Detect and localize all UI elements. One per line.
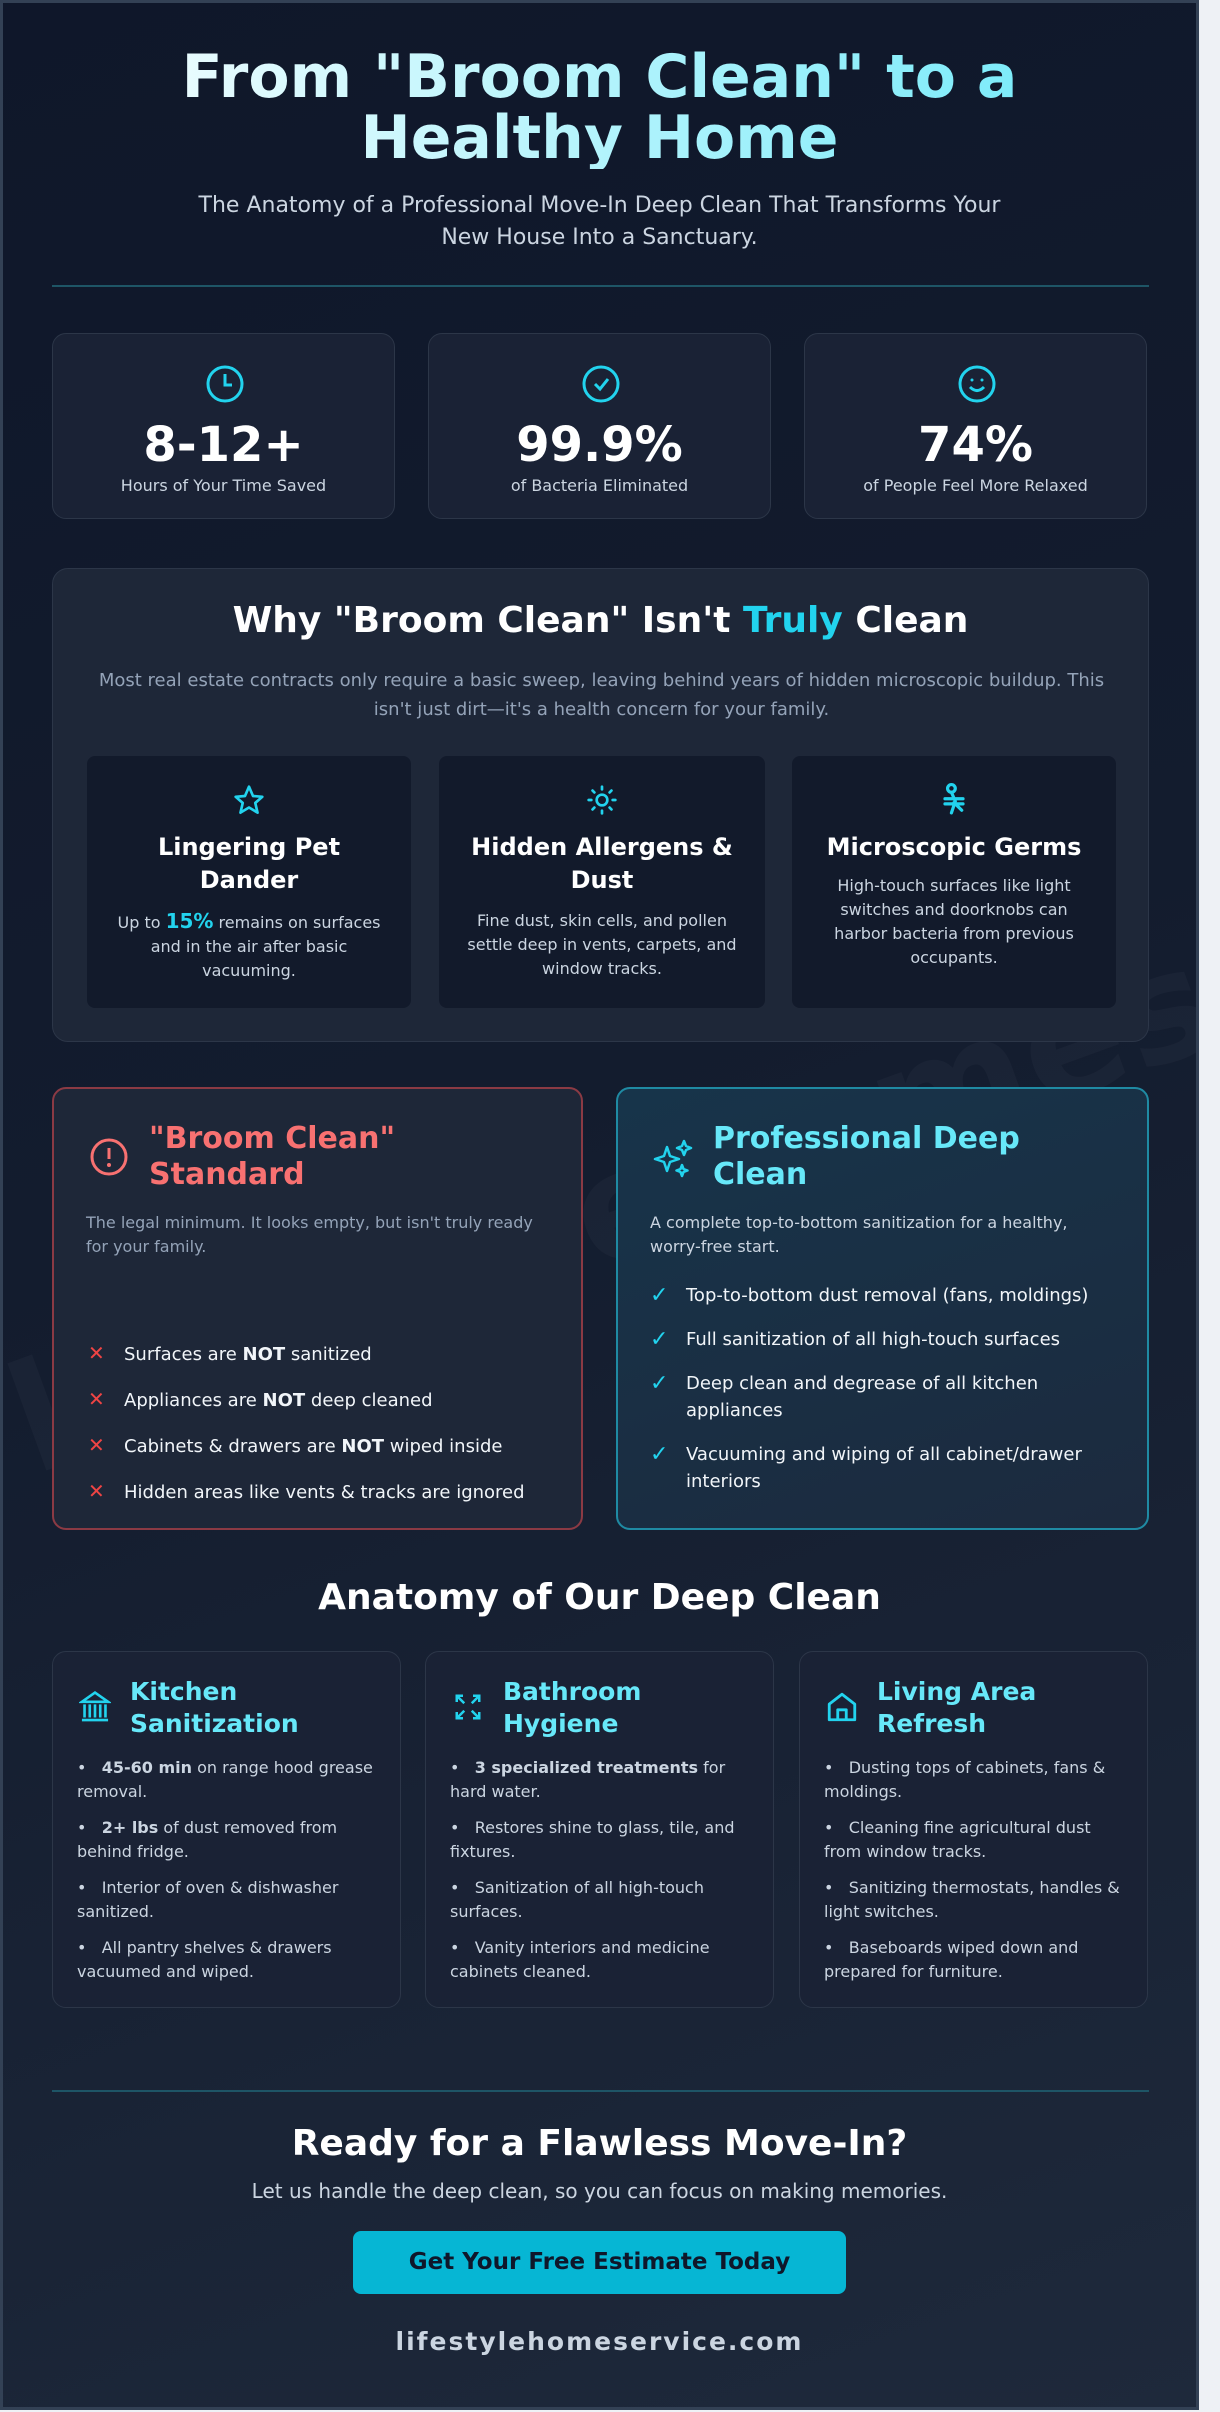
list: not included: Surfaces are NOT sanitized bbox=[124, 1344, 372, 1365]
list: not included: Cabinets & drawers are NOT wiped inside bbox=[124, 1436, 502, 1457]
card: living area bbox=[799, 1651, 1148, 2008]
card: kitchen bbox=[52, 1651, 401, 2008]
panel: broom clean standard bbox=[52, 1087, 583, 1530]
heading bbox=[149, 1121, 395, 1192]
card: kitchen: • Interior of oven & dishwasher sanitized. bbox=[77, 1878, 338, 1921]
panel: professional deep clean bbox=[616, 1087, 1149, 1530]
icon: expand arrows bbox=[456, 1694, 480, 1720]
intro text: Most real estate contracts only require a basic sweep, leaving behind years of hidden microscopic buildup. This isn't just dirt—it's a health concern for your family. bbox=[99, 670, 1104, 720]
list: not included: ✕ bbox=[88, 1387, 105, 1411]
list: not included: Appliances are NOT deep cleaned bbox=[124, 1390, 433, 1411]
title: From "Broom Clean" to a bbox=[182, 42, 1017, 112]
list: included: ✓ bbox=[650, 1327, 668, 1352]
list: not included: ✕ bbox=[88, 1433, 105, 1457]
list: included: Full sanitization of all high-touch surfaces bbox=[686, 1329, 1060, 1350]
card: germs: Microscopic Germs bbox=[827, 833, 1081, 861]
icon: check circle bbox=[582, 366, 620, 402]
list: included: Vacuuming and wiping of all cabinet/drawer interiors bbox=[686, 1444, 1082, 1492]
title: Healthy Home bbox=[360, 103, 838, 173]
stat: bacteria: 99.9% bbox=[516, 417, 683, 473]
subtitle: The Anatomy of a Professional Move-In Deep Clean That Transforms Your New House Into a Sanctuary. bbox=[199, 193, 1000, 250]
card: kitchen: • All pantry shelves & drawers vacuumed and wiped. bbox=[77, 1938, 332, 1981]
stat: relaxed: 74% bbox=[918, 417, 1033, 473]
heading: Professional Deep bbox=[713, 1121, 1020, 1156]
card: pet dander: Lingering Pet Dander bbox=[158, 833, 340, 894]
icon: sun bbox=[587, 785, 617, 815]
icon: star bbox=[234, 785, 264, 814]
list: included: Deep clean and degrease of all kitchen appliances bbox=[686, 1373, 1038, 1421]
card: allergens bbox=[439, 756, 765, 1008]
list: included: Top-to-bottom dust removal (fans, moldings) bbox=[686, 1285, 1088, 1306]
icon: germ bbox=[943, 783, 965, 814]
card: living area: Living Area bbox=[877, 1677, 1036, 1706]
icon: building bbox=[79, 1691, 111, 1722]
stat: bacteria bbox=[428, 333, 771, 519]
card: bathroom: • Restores shine to glass, tile, and fixtures. bbox=[450, 1818, 734, 1861]
stat: relaxed bbox=[804, 333, 1147, 519]
cta heading: Ready for a Flawless Move-In? bbox=[292, 2123, 907, 2164]
list: included: ✓ bbox=[650, 1283, 668, 1308]
list: included: ✓ bbox=[650, 1371, 668, 1396]
list: included bbox=[650, 1283, 1088, 1492]
cta button: Get Your Free Estimate Today bbox=[409, 2249, 790, 2275]
icon: clock bbox=[206, 366, 244, 402]
card: bathroom: • 3 specialized treatments for hard water. bbox=[450, 1758, 725, 1801]
card: bathroom bbox=[425, 1651, 774, 2008]
card: allergens: Hidden Allergens & Dust bbox=[471, 833, 733, 894]
card: bathroom: Bathroom bbox=[503, 1677, 641, 1706]
stat: hours saved: Hours of Your Time Saved bbox=[121, 476, 326, 495]
heading: Clean bbox=[713, 1157, 807, 1192]
card: living area: Refresh bbox=[877, 1709, 986, 1738]
panel: professional deep clean: A complete top-to-bottom sanitization for a healthy, worry-free start. bbox=[650, 1213, 1068, 1256]
panel: why broom clean bbox=[52, 568, 1149, 1042]
website url: lifestylehomeservice.com bbox=[396, 2327, 803, 2356]
list: not included bbox=[88, 1341, 525, 1503]
card: germs bbox=[792, 756, 1116, 1008]
heading: anatomy: Anatomy of Our Deep Clean bbox=[318, 1577, 881, 1618]
cta button bbox=[353, 2231, 846, 2294]
panel: broom clean standard: The legal minimum. It looks empty, but isn't truly ready for your family. bbox=[86, 1213, 533, 1256]
list: not included: Hidden areas like vents & tracks are ignored bbox=[124, 1482, 525, 1503]
list: not included: ✕ bbox=[88, 1341, 105, 1365]
stat: hours saved: 8-12+ bbox=[143, 417, 304, 473]
card: living area: • Dusting tops of cabinets, fans & moldings. bbox=[824, 1758, 1105, 1801]
card: allergens: Fine dust, skin cells, and pollen settle deep in vents, carpets, and window tracks. bbox=[467, 911, 737, 978]
title bbox=[3, 47, 1196, 169]
list: included: ✓ bbox=[650, 1442, 668, 1467]
card: pet dander bbox=[87, 756, 411, 1008]
heading: Why "Broom Clean" Isn't Truly Clean bbox=[233, 600, 968, 641]
icon: sparkles bbox=[654, 1140, 692, 1178]
stat cards bbox=[52, 333, 1147, 519]
stat: hours saved bbox=[52, 333, 395, 519]
anatomy cards bbox=[52, 1651, 1148, 2008]
heading: "Broom Clean" bbox=[149, 1121, 395, 1156]
list: not included: ✕ bbox=[88, 1479, 105, 1503]
cta subtext: Let us handle the deep clean, so you can focus on making memories. bbox=[252, 2179, 947, 2203]
card: bathroom: • Sanitization of all high-touch surfaces. bbox=[450, 1878, 704, 1921]
card: pet dander: Up to 15% remains on surfaces and in the air after basic vacuuming. bbox=[117, 909, 381, 980]
icon: house bbox=[828, 1692, 856, 1722]
card: bathroom: Hygiene bbox=[503, 1709, 618, 1738]
card: bathroom: • Vanity interiors and medicine cabinets cleaned. bbox=[450, 1938, 710, 1981]
card: living area: • Cleaning fine agricultural dust from window tracks. bbox=[824, 1818, 1091, 1861]
card: kitchen: • 45-60 min on range hood grease removal. bbox=[77, 1758, 373, 1801]
card: living area: • Sanitizing thermostats, handles & light switches. bbox=[824, 1878, 1120, 1921]
stat: relaxed: of People Feel More Relaxed bbox=[863, 476, 1088, 495]
card: kitchen: • 2+ lbs of dust removed from behind fridge. bbox=[77, 1818, 337, 1861]
card: kitchen: Kitchen bbox=[130, 1677, 237, 1706]
icon: smile bbox=[958, 366, 996, 402]
stat: bacteria: of Bacteria Eliminated bbox=[511, 476, 688, 495]
card: living area: • Baseboards wiped down and prepared for furniture. bbox=[824, 1938, 1078, 1981]
card: kitchen: Sanitization bbox=[130, 1709, 299, 1738]
heading bbox=[713, 1121, 1020, 1192]
icon: warning bbox=[90, 1138, 128, 1176]
heading: Standard bbox=[149, 1157, 305, 1192]
card: germs: High-touch surfaces like light switches and doorknobs can harbor bacteria from previous occupants. bbox=[834, 876, 1074, 967]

● ● ● ● ● ● ●

# [TASK DESCRIPTION]
How many lines of the material contain the string "switches"? Answer with the number and nothing else.

# [SOLUTION BELOW]
2